Reproduce the following post about breaking in a new wood stove, word for word.

Given passage:
>>>>

Great medical break throughs from those crustaceans!

Fireplace looks great.
 
Did a progression of three, small medium and large burns yesterday to cure the paint. Started very small (three biobricks looking lonely in 3 cu ft) just to dry out the cement on the liner adapter.

First impression: I feel like a time traveller going from a 1980-ish stove to a 2020 model!

--My previous stove did not HAVE secondaries. I see how they work now, as described frequently around here.
--I turned down the primary air when the fire was small, as an expt, and it promptly went out! LOL. Got it going again.
--The primary wide open on this stove is like the air turned to 'hottest burn' on my old stove. On the FPX, the flames look a little 'smoulderey' to my eyes with the primary wide open (pushed in). But that unburned gas and smoke just feeds the secondary. Basically, if the flames in my old stove looked the way 'primary open' looks here, I would've either left it alone (if it was hot) or give it a bit more air.

The above makes perfect sense given how EPA stoves work, if you give it too much primary air, you lose efficiency, so that limit is built in. And the secondaries are always on, to clean up the burn no matter how you adjust the primary (if its up to temp).

--The snap disk clicked on even for the small fire where the front was just warm to the touch. And stayed on 10 hours after a full load. Perfect
--The blower is quite quiet unless you are near the maximum, which I don't think I will need. And super quiet at low speeds. Perfect.
--I had some smoke spillage on the smallest fire, but the temp outdoors was higher than indoors at that time... wasn't a problem at all later.

<<<<

Dataset records:
>>>>

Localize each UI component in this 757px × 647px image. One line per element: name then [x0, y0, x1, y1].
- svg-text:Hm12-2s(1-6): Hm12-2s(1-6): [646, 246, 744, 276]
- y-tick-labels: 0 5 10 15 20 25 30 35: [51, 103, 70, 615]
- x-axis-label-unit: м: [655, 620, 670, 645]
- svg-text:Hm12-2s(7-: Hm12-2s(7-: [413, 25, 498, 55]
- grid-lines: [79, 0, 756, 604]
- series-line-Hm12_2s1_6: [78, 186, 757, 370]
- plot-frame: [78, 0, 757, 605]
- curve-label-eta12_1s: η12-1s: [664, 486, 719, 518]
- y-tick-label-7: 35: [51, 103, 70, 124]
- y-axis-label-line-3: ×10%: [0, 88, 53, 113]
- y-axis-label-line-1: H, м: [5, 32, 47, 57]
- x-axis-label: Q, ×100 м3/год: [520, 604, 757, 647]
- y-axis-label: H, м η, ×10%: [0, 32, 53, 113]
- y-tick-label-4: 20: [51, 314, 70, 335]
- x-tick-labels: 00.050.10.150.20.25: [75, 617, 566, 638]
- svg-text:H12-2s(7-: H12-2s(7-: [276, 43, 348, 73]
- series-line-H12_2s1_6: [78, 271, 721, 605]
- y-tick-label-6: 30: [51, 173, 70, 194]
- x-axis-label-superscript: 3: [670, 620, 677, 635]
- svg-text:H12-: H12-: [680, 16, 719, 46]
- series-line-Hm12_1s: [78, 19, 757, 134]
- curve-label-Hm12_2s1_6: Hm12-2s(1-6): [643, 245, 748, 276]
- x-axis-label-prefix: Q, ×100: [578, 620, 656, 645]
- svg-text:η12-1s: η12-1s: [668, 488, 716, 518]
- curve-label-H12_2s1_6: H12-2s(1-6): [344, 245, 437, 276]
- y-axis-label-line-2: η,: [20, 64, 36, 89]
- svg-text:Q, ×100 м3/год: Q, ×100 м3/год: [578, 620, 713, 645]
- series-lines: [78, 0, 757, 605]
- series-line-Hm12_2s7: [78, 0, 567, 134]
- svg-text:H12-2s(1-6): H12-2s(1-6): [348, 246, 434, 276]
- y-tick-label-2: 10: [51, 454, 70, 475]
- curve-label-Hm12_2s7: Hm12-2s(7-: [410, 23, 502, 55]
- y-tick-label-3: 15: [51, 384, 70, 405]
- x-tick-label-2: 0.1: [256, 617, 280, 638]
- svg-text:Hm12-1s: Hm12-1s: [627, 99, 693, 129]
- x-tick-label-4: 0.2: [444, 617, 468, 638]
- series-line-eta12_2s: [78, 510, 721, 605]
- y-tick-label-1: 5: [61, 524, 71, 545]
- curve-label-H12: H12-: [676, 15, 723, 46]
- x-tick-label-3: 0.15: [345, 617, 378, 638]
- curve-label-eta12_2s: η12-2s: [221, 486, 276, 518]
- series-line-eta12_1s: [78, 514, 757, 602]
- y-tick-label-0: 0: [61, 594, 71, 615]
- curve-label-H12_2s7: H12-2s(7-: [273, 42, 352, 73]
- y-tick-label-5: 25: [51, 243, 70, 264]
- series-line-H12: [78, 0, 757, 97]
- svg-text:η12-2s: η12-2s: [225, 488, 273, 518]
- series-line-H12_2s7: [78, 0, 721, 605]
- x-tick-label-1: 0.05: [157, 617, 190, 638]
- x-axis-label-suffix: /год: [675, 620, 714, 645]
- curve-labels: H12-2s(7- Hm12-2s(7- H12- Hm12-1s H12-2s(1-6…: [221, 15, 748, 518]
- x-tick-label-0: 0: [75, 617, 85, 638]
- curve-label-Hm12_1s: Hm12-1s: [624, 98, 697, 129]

<<<<

Output of the task:
Great medical break throughs from those crustaceans!

Fireplace looks great.
 
Did a progression of three, small medium and large burns yesterday to cure the paint. Started very small (three biobricks looking lonely in 3 cu ft) just to dry out the cement on the liner adapter.

First impression: I feel like a time traveller going from a 1980-ish stove to a 2020 model!

--My previous stove did not HAVE secondaries. I see how they work now, as described frequently around here.
--I turned down the primary air when the fire was small, as an expt, and it promptly went out! LOL. Got it going again.
--The primary wide open on this stove is like the air turned to 'hottest burn' on my old stove. On the FPX, the flames look a little 'smoulderey' to my eyes with the primary wide open (pushed in). But that unburned gas and smoke just feeds the secondary. Basically, if the flames in my old stove looked the way 'primary open' looks here, I would've either left it alone (if it was hot) or give it a bit more air.

The above makes perfect sense given how EPA stoves work, if you give it too much primary air, you lose efficiency, so that limit is built in. And the secondaries are always on, to clean up the burn no matter how you adjust the primary (if its up to temp).

--The snap disk clicked on even for the small fire where the front was just warm to the touch. And stayed on 10 hours after a full load. Perfect
--The blower is quite quiet unless you are near the maximum, which I don't think I will need. And super quiet at low speeds. Perfect.
--I had some smoke spillage on the smallest fire, but the temp outdoors was higher than indoors at that time... wasn't a problem at all later.